### PROBLEM REQUIREMENTS
The records below must be duplicated exactly, character for character.

### INFORMATION SHOWN
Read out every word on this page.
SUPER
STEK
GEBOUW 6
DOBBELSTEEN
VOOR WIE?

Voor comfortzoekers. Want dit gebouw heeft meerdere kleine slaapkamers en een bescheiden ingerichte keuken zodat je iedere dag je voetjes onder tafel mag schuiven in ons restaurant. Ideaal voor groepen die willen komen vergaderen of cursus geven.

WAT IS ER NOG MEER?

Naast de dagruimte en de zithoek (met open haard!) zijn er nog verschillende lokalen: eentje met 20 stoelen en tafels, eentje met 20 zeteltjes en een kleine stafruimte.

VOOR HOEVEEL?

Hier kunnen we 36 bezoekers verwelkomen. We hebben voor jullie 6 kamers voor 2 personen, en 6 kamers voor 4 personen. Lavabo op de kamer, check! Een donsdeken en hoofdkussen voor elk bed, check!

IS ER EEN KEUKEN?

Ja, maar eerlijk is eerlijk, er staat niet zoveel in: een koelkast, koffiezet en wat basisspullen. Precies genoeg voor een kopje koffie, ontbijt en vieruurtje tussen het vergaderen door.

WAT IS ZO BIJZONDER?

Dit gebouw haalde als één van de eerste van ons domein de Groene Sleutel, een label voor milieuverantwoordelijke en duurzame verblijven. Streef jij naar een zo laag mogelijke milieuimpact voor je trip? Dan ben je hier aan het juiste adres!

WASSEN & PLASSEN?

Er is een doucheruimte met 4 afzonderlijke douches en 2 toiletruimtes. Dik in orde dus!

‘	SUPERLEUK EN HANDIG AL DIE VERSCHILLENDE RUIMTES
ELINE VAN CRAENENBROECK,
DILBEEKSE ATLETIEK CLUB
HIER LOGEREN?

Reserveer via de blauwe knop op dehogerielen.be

### FINISHED EXERCISE
Read out every word on this page.
SUPER
STEK
GEBOUW 6
DOBBELSTEEN
VOOR WIE?

Voor comfortzoekers. Want dit gebouw heeft meerdere kleine slaapkamers en een bescheiden ingerichte keuken zodat je iedere dag je voetjes onder tafel mag schuiven in ons restaurant. Ideaal voor groepen die willen komen vergaderen of cursus geven.

WAT IS ER NOG MEER?

Naast de dagruimte en de zithoek (met open haard!) zijn er nog verschillende lokalen: eentje met 20 stoelen en tafels, eentje met 20 zeteltjes en een kleine stafruimte.

VOOR HOEVEEL?

Hier kunnen we 36 bezoekers verwelkomen. We hebben voor jullie 6 kamers voor 2 personen, en 6 kamers voor 4 personen. Lavabo op de kamer, check! Een donsdeken en hoofdkussen voor elk bed, check!

IS ER EEN KEUKEN?

Ja, maar eerlijk is eerlijk, er staat niet zoveel in: een koelkast, koffiezet en wat basisspullen. Precies genoeg voor een kopje koffie, ontbijt en vieruurtje tussen het vergaderen door.

WAT IS ZO BIJZONDER?

Dit gebouw haalde als één van de eerste van ons domein de Groene Sleutel, een label voor milieuverantwoordelijke en duurzame verblijven. Streef jij naar een zo laag mogelijke milieuimpact voor je trip? Dan ben je hier aan het juiste adres!

WASSEN & PLASSEN?

Er is een doucheruimte met 4 afzonderlijke douches en 2 toiletruimtes. Dik in orde dus!

‘	SUPERLEUK EN HANDIG AL DIE VERSCHILLENDE RUIMTES
ELINE VAN CRAENENBROECK,
DILBEEKSE ATLETIEK CLUB
HIER LOGEREN?

Reserveer via de blauwe knop op dehogerielen.be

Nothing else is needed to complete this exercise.